===== The input =====

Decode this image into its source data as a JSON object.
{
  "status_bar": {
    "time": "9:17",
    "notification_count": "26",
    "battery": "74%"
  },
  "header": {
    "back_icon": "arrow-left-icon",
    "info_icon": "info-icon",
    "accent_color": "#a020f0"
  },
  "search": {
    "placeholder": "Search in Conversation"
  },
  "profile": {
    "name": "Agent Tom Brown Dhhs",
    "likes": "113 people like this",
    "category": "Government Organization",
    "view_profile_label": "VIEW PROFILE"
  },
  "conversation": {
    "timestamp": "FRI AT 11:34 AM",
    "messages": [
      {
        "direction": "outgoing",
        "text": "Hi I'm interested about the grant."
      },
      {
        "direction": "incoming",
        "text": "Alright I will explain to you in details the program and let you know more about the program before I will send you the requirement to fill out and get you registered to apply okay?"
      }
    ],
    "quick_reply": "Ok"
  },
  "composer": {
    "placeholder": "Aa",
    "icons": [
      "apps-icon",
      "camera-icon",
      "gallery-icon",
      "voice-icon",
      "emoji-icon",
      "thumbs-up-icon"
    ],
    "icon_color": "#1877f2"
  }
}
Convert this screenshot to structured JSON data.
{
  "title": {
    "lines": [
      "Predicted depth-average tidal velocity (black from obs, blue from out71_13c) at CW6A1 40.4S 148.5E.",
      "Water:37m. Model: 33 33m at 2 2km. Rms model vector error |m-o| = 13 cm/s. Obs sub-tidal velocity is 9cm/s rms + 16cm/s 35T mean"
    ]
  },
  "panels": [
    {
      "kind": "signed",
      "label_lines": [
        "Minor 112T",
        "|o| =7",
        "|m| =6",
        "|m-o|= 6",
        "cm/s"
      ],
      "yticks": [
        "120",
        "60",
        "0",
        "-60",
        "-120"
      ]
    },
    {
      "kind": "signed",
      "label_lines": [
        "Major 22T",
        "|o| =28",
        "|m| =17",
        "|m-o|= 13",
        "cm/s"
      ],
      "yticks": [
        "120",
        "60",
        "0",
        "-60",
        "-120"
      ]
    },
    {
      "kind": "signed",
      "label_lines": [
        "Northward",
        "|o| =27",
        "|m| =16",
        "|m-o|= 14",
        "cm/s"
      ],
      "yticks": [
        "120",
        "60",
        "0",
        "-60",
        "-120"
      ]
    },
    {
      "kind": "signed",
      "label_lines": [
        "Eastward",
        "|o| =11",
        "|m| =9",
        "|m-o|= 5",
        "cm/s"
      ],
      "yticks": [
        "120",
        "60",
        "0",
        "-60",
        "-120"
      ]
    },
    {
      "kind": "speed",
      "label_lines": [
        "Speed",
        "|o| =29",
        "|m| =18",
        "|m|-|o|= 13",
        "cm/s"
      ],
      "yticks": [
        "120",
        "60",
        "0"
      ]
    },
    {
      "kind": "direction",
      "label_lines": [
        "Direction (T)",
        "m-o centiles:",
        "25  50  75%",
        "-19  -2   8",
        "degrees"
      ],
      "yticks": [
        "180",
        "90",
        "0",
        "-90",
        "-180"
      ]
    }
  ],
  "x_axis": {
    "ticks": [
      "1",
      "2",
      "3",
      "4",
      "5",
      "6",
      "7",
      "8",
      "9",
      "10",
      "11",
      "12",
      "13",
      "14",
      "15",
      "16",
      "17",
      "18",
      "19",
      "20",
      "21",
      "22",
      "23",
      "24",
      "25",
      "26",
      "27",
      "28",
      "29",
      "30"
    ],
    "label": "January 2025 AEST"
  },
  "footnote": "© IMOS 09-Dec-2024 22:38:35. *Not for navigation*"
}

=====

§ **Direction**
Exactly reproduce all of the entries above.

§ **Complete answer**
Decode this image into its source data as a JSON object.
{
  "status_bar": {
    "time": "9:17",
    "notification_count": "26",
    "battery": "74%"
  },
  "header": {
    "back_icon": "arrow-left-icon",
    "info_icon": "info-icon",
    "accent_color": "#a020f0"
  },
  "search": {
    "placeholder": "Search in Conversation"
  },
  "profile": {
    "name": "Agent Tom Brown Dhhs",
    "likes": "113 people like this",
    "category": "Government Organization",
    "view_profile_label": "VIEW PROFILE"
  },
  "conversation": {
    "timestamp": "FRI AT 11:34 AM",
    "messages": [
      {
        "direction": "outgoing",
        "text": "Hi I'm interested about the grant."
      },
      {
        "direction": "incoming",
        "text": "Alright I will explain to you in details the program and let you know more about the program before I will send you the requirement to fill out and get you registered to apply okay?"
      }
    ],
    "quick_reply": "Ok"
  },
  "composer": {
    "placeholder": "Aa",
    "icons": [
      "apps-icon",
      "camera-icon",
      "gallery-icon",
      "voice-icon",
      "emoji-icon",
      "thumbs-up-icon"
    ],
    "icon_color": "#1877f2"
  }
}
Convert this screenshot to structured JSON data.
{
  "title": {
    "lines": [
      "Predicted depth-average tidal velocity (black from obs, blue from out71_13c) at CW6A1 40.4S 148.5E.",
      "Water:37m. Model: 33 33m at 2 2km. Rms model vector error |m-o| = 13 cm/s. Obs sub-tidal velocity is 9cm/s rms + 16cm/s 35T mean"
    ]
  },
  "panels": [
    {
      "kind": "signed",
      "label_lines": [
        "Minor 112T",
        "|o| =7",
        "|m| =6",
        "|m-o|= 6",
        "cm/s"
      ],
      "yticks": [
        "120",
        "60",
        "0",
        "-60",
        "-120"
      ]
    },
    {
      "kind": "signed",
      "label_lines": [
        "Major 22T",
        "|o| =28",
        "|m| =17",
        "|m-o|= 13",
        "cm/s"
      ],
      "yticks": [
        "120",
        "60",
        "0",
        "-60",
        "-120"
      ]
    },
    {
      "kind": "signed",
      "label_lines": [
        "Northward",
        "|o| =27",
        "|m| =16",
        "|m-o|= 14",
        "cm/s"
      ],
      "yticks": [
        "120",
        "60",
        "0",
        "-60",
        "-120"
      ]
    },
    {
      "kind": "signed",
      "label_lines": [
        "Eastward",
        "|o| =11",
        "|m| =9",
        "|m-o|= 5",
        "cm/s"
      ],
      "yticks": [
        "120",
        "60",
        "0",
        "-60",
        "-120"
      ]
    },
    {
      "kind": "speed",
      "label_lines": [
        "Speed",
        "|o| =29",
        "|m| =18",
        "|m|-|o|= 13",
        "cm/s"
      ],
      "yticks": [
        "120",
        "60",
        "0"
      ]
    },
    {
      "kind": "direction",
      "label_lines": [
        "Direction (T)",
        "m-o centiles:",
        "25  50  75%",
        "-19  -2   8",
        "degrees"
      ],
      "yticks": [
        "180",
        "90",
        "0",
        "-90",
        "-180"
      ]
    }
  ],
  "x_axis": {
    "ticks": [
      "1",
      "2",
      "3",
      "4",
      "5",
      "6",
      "7",
      "8",
      "9",
      "10",
      "11",
      "12",
      "13",
      "14",
      "15",
      "16",
      "17",
      "18",
      "19",
      "20",
      "21",
      "22",
      "23",
      "24",
      "25",
      "26",
      "27",
      "28",
      "29",
      "30"
    ],
    "label": "January 2025 AEST"
  },
  "footnote": "© IMOS 09-Dec-2024 22:38:35. *Not for navigation*"
}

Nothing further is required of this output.